→ Data supplied
_ _ _ _ _
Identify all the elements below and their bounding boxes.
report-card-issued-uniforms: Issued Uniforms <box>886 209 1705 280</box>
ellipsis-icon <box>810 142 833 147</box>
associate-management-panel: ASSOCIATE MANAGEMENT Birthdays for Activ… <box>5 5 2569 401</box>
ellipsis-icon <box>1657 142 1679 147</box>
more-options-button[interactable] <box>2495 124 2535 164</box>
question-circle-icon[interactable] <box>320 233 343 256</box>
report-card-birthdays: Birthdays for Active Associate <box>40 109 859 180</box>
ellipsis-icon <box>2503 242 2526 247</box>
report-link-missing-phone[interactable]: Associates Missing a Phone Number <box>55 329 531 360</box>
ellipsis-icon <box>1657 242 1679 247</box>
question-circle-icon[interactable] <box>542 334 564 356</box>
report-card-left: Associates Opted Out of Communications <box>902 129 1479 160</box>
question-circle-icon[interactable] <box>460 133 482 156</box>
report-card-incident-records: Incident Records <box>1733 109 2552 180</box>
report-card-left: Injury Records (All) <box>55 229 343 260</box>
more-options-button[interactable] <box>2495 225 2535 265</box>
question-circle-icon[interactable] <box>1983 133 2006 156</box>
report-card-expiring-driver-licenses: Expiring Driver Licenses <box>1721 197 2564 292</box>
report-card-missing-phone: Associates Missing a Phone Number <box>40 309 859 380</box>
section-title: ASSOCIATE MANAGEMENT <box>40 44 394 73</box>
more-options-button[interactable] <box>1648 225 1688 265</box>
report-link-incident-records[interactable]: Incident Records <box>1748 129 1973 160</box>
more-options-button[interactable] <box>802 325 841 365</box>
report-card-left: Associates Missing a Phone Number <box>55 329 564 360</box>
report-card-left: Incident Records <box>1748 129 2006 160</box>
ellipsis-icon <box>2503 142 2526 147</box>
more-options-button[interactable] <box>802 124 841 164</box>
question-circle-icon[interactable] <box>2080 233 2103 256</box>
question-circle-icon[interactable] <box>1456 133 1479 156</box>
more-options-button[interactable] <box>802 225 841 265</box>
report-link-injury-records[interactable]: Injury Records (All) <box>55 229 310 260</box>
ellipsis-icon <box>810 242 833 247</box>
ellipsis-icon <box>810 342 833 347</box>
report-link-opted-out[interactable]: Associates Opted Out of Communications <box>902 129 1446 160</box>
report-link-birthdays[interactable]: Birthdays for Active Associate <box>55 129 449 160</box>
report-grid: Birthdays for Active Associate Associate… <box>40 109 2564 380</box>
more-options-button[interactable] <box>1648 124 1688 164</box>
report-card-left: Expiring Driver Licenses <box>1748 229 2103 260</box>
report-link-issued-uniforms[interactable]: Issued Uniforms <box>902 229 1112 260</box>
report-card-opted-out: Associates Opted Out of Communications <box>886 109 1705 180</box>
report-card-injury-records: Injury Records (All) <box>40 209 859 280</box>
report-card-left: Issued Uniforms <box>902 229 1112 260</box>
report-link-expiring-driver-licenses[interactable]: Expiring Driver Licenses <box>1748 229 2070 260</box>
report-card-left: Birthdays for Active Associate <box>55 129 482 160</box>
_ _ _ _ _
→ Work instructions
Turn the data above into a numbered list with one line per item, and leave out any blank lines.

→ The completed task
1. Identify all the elements below and their bounding boxes.
2. report-card-issued-uniforms: Issued Uniforms <box>886 209 1705 280</box>
3. ellipsis-icon <box>810 142 833 147</box>
4. associate-management-panel: ASSOCIATE MANAGEMENT Birthdays for Activ… <box>5 5 2569 401</box>
5. ellipsis-icon <box>1657 142 1679 147</box>
6. more-options-button[interactable] <box>2495 124 2535 164</box>
7. question-circle-icon[interactable] <box>320 233 343 256</box>
8. report-card-birthdays: Birthdays for Active Associate <box>40 109 859 180</box>
9. ellipsis-icon <box>2503 242 2526 247</box>
10. report-link-missing-phone[interactable]: Associates Missing a Phone Number <box>55 329 531 360</box>
11. ellipsis-icon <box>1657 242 1679 247</box>
12. question-circle-icon[interactable] <box>542 334 564 356</box>
13. report-card-left: Associates Opted Out of Communications <box>902 129 1479 160</box>
14. question-circle-icon[interactable] <box>460 133 482 156</box>
15. report-card-incident-records: Incident Records <box>1733 109 2552 180</box>
16. report-card-left: Injury Records (All) <box>55 229 343 260</box>
17. more-options-button[interactable] <box>2495 225 2535 265</box>
18. question-circle-icon[interactable] <box>1983 133 2006 156</box>
19. report-card-expiring-driver-licenses: Expiring Driver Licenses <box>1721 197 2564 292</box>
20. report-card-missing-phone: Associates Missing a Phone Number <box>40 309 859 380</box>
21. section-title: ASSOCIATE MANAGEMENT <box>40 44 394 73</box>
22. more-options-button[interactable] <box>1648 225 1688 265</box>
23. report-link-incident-records[interactable]: Incident Records <box>1748 129 1973 160</box>
24. more-options-button[interactable] <box>802 325 841 365</box>
25. report-card-left: Associates Missing a Phone Number <box>55 329 564 360</box>
26. report-card-left: Incident Records <box>1748 129 2006 160</box>
27. ellipsis-icon <box>2503 142 2526 147</box>
28. more-options-button[interactable] <box>802 124 841 164</box>
29. question-circle-icon[interactable] <box>2080 233 2103 256</box>
30. question-circle-icon[interactable] <box>1456 133 1479 156</box>
31. more-options-button[interactable] <box>802 225 841 265</box>
32. report-link-injury-records[interactable]: Injury Records (All) <box>55 229 310 260</box>
33. ellipsis-icon <box>810 242 833 247</box>
34. ellipsis-icon <box>810 342 833 347</box>
35. report-link-opted-out[interactable]: Associates Opted Out of Communications <box>902 129 1446 160</box>
36. report-link-birthdays[interactable]: Birthdays for Active Associate <box>55 129 449 160</box>
37. report-grid: Birthdays for Active Associate Associate… <box>40 109 2564 380</box>
38. more-options-button[interactable] <box>1648 124 1688 164</box>
39. report-card-left: Expiring Driver Licenses <box>1748 229 2103 260</box>
40. report-link-issued-uniforms[interactable]: Issued Uniforms <box>902 229 1112 260</box>
41. report-card-opted-out: Associates Opted Out of Communications <box>886 109 1705 180</box>
42. report-card-injury-records: Injury Records (All) <box>40 209 859 280</box>
43. report-card-left: Issued Uniforms <box>902 229 1112 260</box>
44. report-link-expiring-driver-licenses[interactable]: Expiring Driver Licenses <box>1748 229 2070 260</box>
45. report-card-left: Birthdays for Active Associate <box>55 129 482 160</box>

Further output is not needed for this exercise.